Extract every entry word for word.

Extracted data entries
%%

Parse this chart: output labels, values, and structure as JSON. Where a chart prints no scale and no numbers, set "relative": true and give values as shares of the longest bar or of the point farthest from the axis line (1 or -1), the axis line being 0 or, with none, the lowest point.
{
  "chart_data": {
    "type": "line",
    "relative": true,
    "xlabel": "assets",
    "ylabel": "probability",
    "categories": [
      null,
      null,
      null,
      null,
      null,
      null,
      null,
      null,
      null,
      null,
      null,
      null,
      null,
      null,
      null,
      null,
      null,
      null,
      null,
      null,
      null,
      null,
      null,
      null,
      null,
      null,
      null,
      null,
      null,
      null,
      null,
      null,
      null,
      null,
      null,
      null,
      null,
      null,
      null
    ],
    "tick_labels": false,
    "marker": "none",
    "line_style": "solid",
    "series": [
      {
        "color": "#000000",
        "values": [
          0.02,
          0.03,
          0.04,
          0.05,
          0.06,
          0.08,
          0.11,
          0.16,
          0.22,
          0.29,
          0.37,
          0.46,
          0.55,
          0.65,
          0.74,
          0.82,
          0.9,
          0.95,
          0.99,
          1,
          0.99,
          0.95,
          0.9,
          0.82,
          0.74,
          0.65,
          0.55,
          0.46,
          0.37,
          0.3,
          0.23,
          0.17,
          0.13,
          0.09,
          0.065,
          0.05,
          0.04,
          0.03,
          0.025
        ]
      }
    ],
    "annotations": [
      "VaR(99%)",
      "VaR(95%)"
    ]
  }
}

%%

Final result:
Parse this chart: output labels, values, and structure as JSON. Where a chart prints no scale and no numbers, set "relative": true and give values as shares of the longest bar or of the point farthest from the axis line (1 or -1), the axis line being 0 or, with none, the lowest point.
{
  "chart_data": {
    "type": "line",
    "relative": true,
    "xlabel": "assets",
    "ylabel": "probability",
    "categories": [
      null,
      null,
      null,
      null,
      null,
      null,
      null,
      null,
      null,
      null,
      null,
      null,
      null,
      null,
      null,
      null,
      null,
      null,
      null,
      null,
      null,
      null,
      null,
      null,
      null,
      null,
      null,
      null,
      null,
      null,
      null,
      null,
      null,
      null,
      null,
      null,
      null,
      null,
      null
    ],
    "tick_labels": false,
    "marker": "none",
    "line_style": "solid",
    "series": [
      {
        "color": "#000000",
        "values": [
          0.02,
          0.03,
          0.04,
          0.05,
          0.06,
          0.08,
          0.11,
          0.16,
          0.22,
          0.29,
          0.37,
          0.46,
          0.55,
          0.65,
          0.74,
          0.82,
          0.9,
          0.95,
          0.99,
          1,
          0.99,
          0.95,
          0.9,
          0.82,
          0.74,
          0.65,
          0.55,
          0.46,
          0.37,
          0.3,
          0.23,
          0.17,
          0.13,
          0.09,
          0.065,
          0.05,
          0.04,
          0.03,
          0.025
        ]
      }
    ],
    "annotations": [
      "VaR(99%)",
      "VaR(95%)"
    ]
  }
}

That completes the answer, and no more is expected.